• Problems:
a) Answer these questions using the blog post below.
(i) Where is the Sunday farmers' market held?
(ii) What three fillings were in the pie bought from the vendor at the farmers' market?
(iii) Who established the garden and social housing in Redcross Way?
b) Copy the lines of the records verbatim, starting at the line containing "comment-text: 有逼你做了什麼嗎？ — [69, 298, 290, 326]" and ending at the last line of the records, both included.

• Provided text:
^^^^^^^^^^^^^^^^

Sunday, October 11, 2015

Deja vu

Here I am again today with another post. And there I was today, pretty much replaying Sunday of last year.
Sundays always start with a walk up to the farmers' market in the playground of the Salusbury Road Primary School in Queen's Park. I'd been thinking that I would leave from this trip without a veg pie from Pieminister, as I hadn't been near a market or shop where I could buy one. But I found a pie vendor at the farmers' market today who had a sweet potato, goat's cheese and red onion pie -- same as the Pieminister's Heidi pie without the spinach. So, that will be my dinner tonight.

Roger needed to go to school to work on something or other, so I went on my own to the White Cube in Bermondsey, walking down many of the same streets we walked last year when I was without a camera. This time, I was able to take lots of snaps of the interesting old warehouses, the leather exchange, and some wicked old houses. The exhibition at the White Cube was pretty good (I'll add links later) and I had fun taking photos of people taking photos of themselves and their mates with the art.

Last year, we zigzaged east and north to the river. This year, I went west and north, stopping in at St George the Martyr, which was open today, unlike years ago when I did my Dickens in Southwark walk. St George's is next to the site of the Marshalsea Prison, which Dickens' father did time for his debts, and is where Little Dorritt was married. I walked again past the garden and social housing in Redcross Way that was established by Octavia Hill, the social reformer, and past Crossbones Graveyard, where many prostitutes and outcasts were buried without the rites of the church. The community is building a little garden next to Crossbones Graveyard, but I could only get a glimpse through the locked gate.

^^^^^^^^^^^^^^^^

Spatial layout data
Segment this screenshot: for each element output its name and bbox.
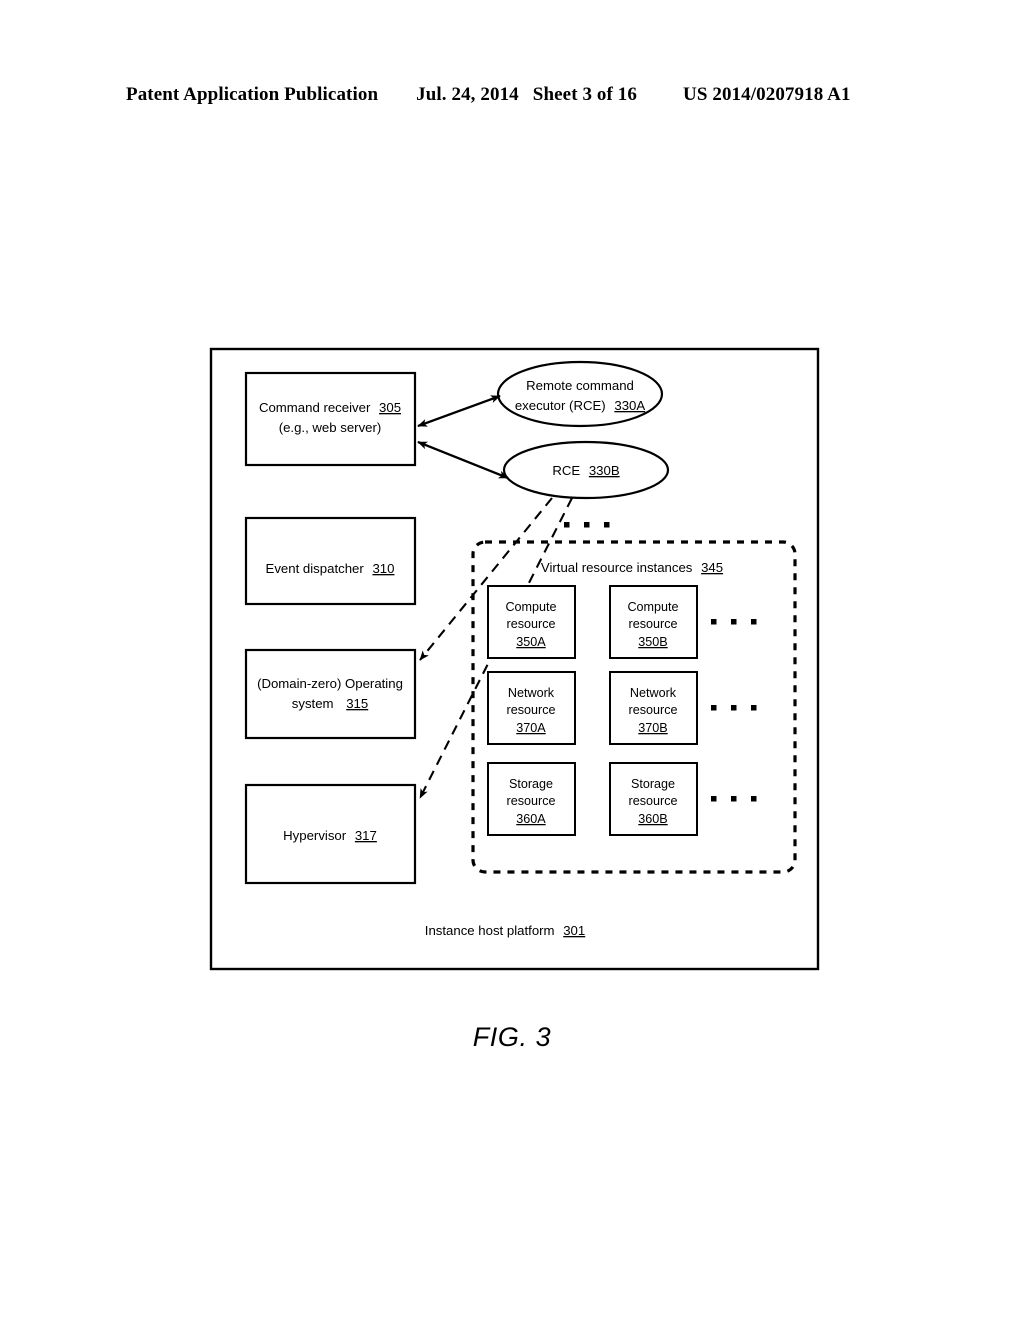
operating-system-label-line2: system	[292, 696, 334, 711]
operating-system-label-line1: (Domain-zero) Operating	[257, 676, 403, 691]
compute-resource-350b-box: Compute resource 350B	[609, 585, 698, 659]
storage-resource-360a-box: Storage resource 360A	[487, 762, 576, 836]
compute-b-line1: Compute	[627, 600, 678, 614]
figure-caption: FIG. 3	[472, 1022, 552, 1052]
rce-a-label-line1: Remote command	[526, 378, 634, 393]
event-dispatcher-label: Event dispatcher	[266, 561, 365, 576]
network-b-line1: Network	[630, 686, 677, 700]
storage-b-ref: 360B	[638, 812, 667, 826]
event-dispatcher-ref: 310	[372, 561, 394, 576]
network-a-line1: Network	[508, 686, 555, 700]
header-publication-title: Patent Application Publication	[126, 84, 379, 105]
svg-text:Event dispatcher 310: Event dispatcher 310	[266, 561, 395, 576]
rce-a-label-line2: executor (RCE)	[515, 398, 606, 413]
instance-host-platform-ref: 301	[563, 923, 585, 938]
compute-a-ref: 350A	[516, 635, 546, 649]
svg-text:system 315: system 315	[292, 696, 368, 711]
network-a-line2: resource	[507, 703, 556, 717]
operating-system-ref: 315	[346, 696, 368, 711]
event-dispatcher-box: Event dispatcher 310	[244, 516, 417, 606]
virtual-resources-title-ref: 345	[701, 560, 723, 575]
hypervisor-box: Hypervisor 317	[244, 783, 417, 885]
rce-b-label: RCE	[552, 463, 580, 478]
svg-text:Hypervisor 317: Hypervisor 317	[283, 828, 377, 843]
instance-host-platform-label: Instance host platform	[425, 923, 555, 938]
storage-a-line2: resource	[507, 794, 556, 808]
compute-a-line1: Compute	[505, 600, 556, 614]
compute-b-line2: resource	[629, 617, 678, 631]
remote-command-executor-a: Remote command executor (RCE) 330A	[496, 360, 664, 428]
header-publication-date: Jul. 24, 2014	[416, 84, 519, 105]
virtual-resources-title-label: Virtual resource instances	[541, 560, 693, 575]
svg-text:executor (RCE) 330A: executor (RCE) 330A	[515, 398, 646, 413]
network-b-line2: resource	[629, 703, 678, 717]
command-receiver-ref: 305	[379, 400, 401, 415]
storage-b-line2: resource	[629, 794, 678, 808]
rce-b-ref: 330B	[589, 463, 620, 478]
command-receiver-sublabel: (e.g., web server)	[279, 420, 382, 435]
storage-b-line1: Storage	[631, 777, 675, 791]
page-header: Patent Application Publication Jul. 24, …	[126, 84, 898, 114]
hypervisor-ref: 317	[355, 828, 377, 843]
command-receiver-box: Command receiver 305 (e.g., web server)	[244, 371, 417, 467]
compute-b-ref: 350B	[638, 635, 667, 649]
operating-system-box: (Domain-zero) Operating system 315	[244, 648, 417, 740]
command-receiver-label: Command receiver	[259, 400, 371, 415]
header-sheet-number: Sheet 3 of 16	[532, 84, 638, 105]
hypervisor-label: Hypervisor	[283, 828, 347, 843]
remote-command-executor-b: RCE 330B	[502, 440, 670, 500]
network-resource-370b-box: Network resource 370B	[609, 671, 698, 745]
storage-a-ref: 360A	[516, 812, 546, 826]
network-b-ref: 370B	[638, 721, 667, 735]
network-resource-370a-box: Network resource 370A	[487, 671, 576, 745]
storage-a-line1: Storage	[509, 777, 553, 791]
figure-3-diagram: Command receiver 305 (e.g., web server) …	[180, 330, 860, 1000]
header-patent-number: US 2014/0207918 A1	[683, 84, 851, 105]
storage-resource-360b-box: Storage resource 360B	[609, 762, 698, 836]
virtual-resources-title: Virtual resource instances 345	[541, 560, 723, 575]
rce-a-ref: 330A	[614, 398, 645, 413]
compute-a-line2: resource	[507, 617, 556, 631]
svg-text:Command receiver 305: Command receiver 305	[259, 400, 401, 415]
compute-resource-350a-box: Compute resource 350A	[487, 585, 576, 659]
network-a-ref: 370A	[516, 721, 546, 735]
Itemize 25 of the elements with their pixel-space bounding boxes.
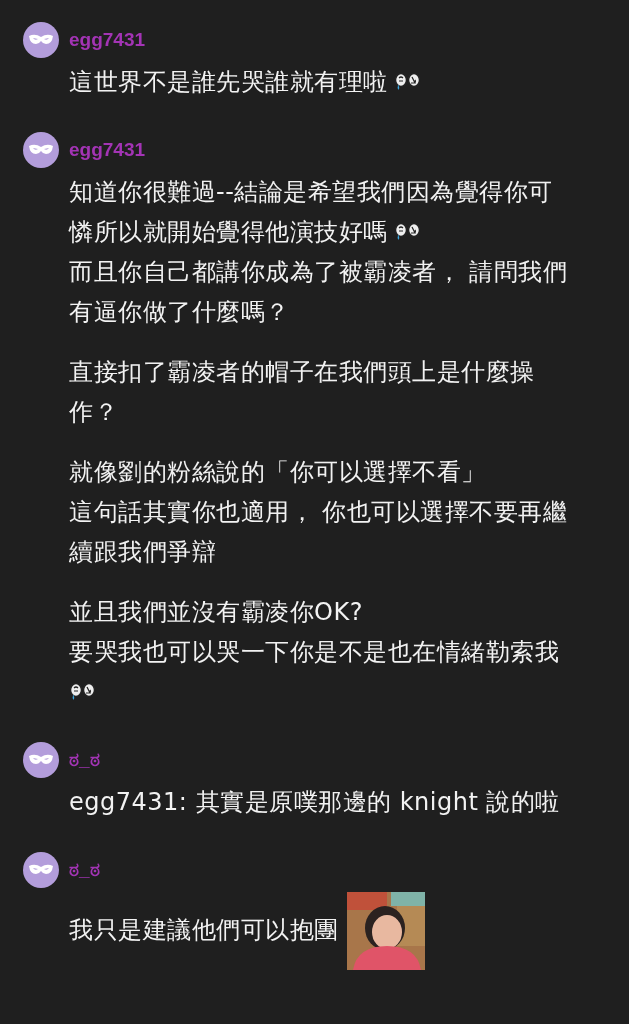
comment-text: 有逼你做了什麼嗎？ — [69, 298, 290, 326]
comment-text: 而且你自己都講你成為了被霸凌者， 請問我們 — [69, 258, 568, 286]
avatar-icon[interactable] — [23, 22, 59, 58]
comment-text: 我只是建議他們可以抱團 — [69, 916, 339, 944]
comment-text: egg7431: 其實是原噗那邊的 knight 說的啦 — [69, 788, 560, 816]
avatar-icon[interactable] — [23, 132, 59, 168]
comment-text: 這世界不是誰先哭誰就有理啦 — [69, 68, 388, 96]
comment-text: 這句話其實你也適用， 你也可以選擇不要再繼 — [69, 498, 568, 526]
crying-emoji-icon — [393, 72, 422, 92]
comment-text: 憐所以就開始覺得他演技好嗎 — [69, 218, 388, 246]
comment-text: 作？ — [69, 398, 118, 426]
comment-text: 直接扣了霸凌者的帽子在我們頭上是什麼操 — [69, 358, 535, 386]
comment-text: 並且我們並沒有霸凌你OK? — [69, 598, 363, 626]
comment-text: 續跟我們爭辯 — [69, 538, 216, 566]
username[interactable]: ಠ_ಠ — [69, 859, 100, 881]
avatar-icon[interactable] — [23, 742, 59, 778]
username[interactable]: egg7431 — [69, 139, 146, 161]
crying-emoji-icon — [393, 222, 422, 242]
comment-text: 知道你很難過--結論是希望我們因為覺得你可 — [69, 178, 553, 206]
comment-text: 就像劉的粉絲說的「你可以選擇不看」 — [69, 458, 486, 486]
username[interactable]: egg7431 — [69, 29, 146, 51]
comment-text: 要哭我也可以哭一下你是不是也在情緒勒索我 — [69, 638, 559, 666]
crying-emoji-icon — [69, 682, 97, 702]
username[interactable]: ಠ_ಠ — [69, 749, 100, 771]
avatar-icon[interactable] — [23, 852, 59, 888]
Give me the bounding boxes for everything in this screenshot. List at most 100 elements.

^^^^^^^^^^^^^^^^

• Outputs by task:
a)
(i) In the playground of the Salusbury Road Primary School in Queen's Park.
(ii) Sweet potato, goat's cheese and red onion.
(iii) Octavia Hill, the social reformer.

b)
comment-text: 有逼你做了什麼嗎？ — [69, 298, 290, 326]
comment-text: 而且你自己都講你成為了被霸凌者， 請問我們 — [69, 258, 568, 286]
avatar-icon[interactable] — [23, 22, 59, 58]
comment-text: 我只是建議他們可以抱團 — [69, 916, 339, 944]
comment-text: egg7431: 其實是原噗那邊的 knight 說的啦 — [69, 788, 560, 816]
avatar-icon[interactable] — [23, 132, 59, 168]
comment-text: 這世界不是誰先哭誰就有理啦 — [69, 68, 388, 96]
comment-text: 這句話其實你也適用， 你也可以選擇不要再繼 — [69, 498, 568, 526]
crying-emoji-icon — [393, 72, 422, 92]
comment-text: 憐所以就開始覺得他演技好嗎 — [69, 218, 388, 246]
comment-text: 作？ — [69, 398, 118, 426]
comment-text: 直接扣了霸凌者的帽子在我們頭上是什麼操 — [69, 358, 535, 386]
comment-text: 並且我們並沒有霸凌你OK? — [69, 598, 363, 626]
comment-text: 續跟我們爭辯 — [69, 538, 216, 566]
username[interactable]: ಠ_ಠ — [69, 859, 100, 881]
avatar-icon[interactable] — [23, 742, 59, 778]
username[interactable]: egg7431 — [69, 139, 146, 161]
crying-emoji-icon — [393, 222, 422, 242]
comment-text: 知道你很難過--結論是希望我們因為覺得你可 — [69, 178, 553, 206]
comment-text: 就像劉的粉絲說的「你可以選擇不看」 — [69, 458, 486, 486]
username[interactable]: egg7431 — [69, 29, 146, 51]
comment-text: 要哭我也可以哭一下你是不是也在情緒勒索我 — [69, 638, 559, 666]
crying-emoji-icon — [69, 682, 97, 702]
username[interactable]: ಠ_ಠ — [69, 749, 100, 771]
avatar-icon[interactable] — [23, 852, 59, 888]
Give me the bounding boxes for everything in this screenshot. List at most 100 elements.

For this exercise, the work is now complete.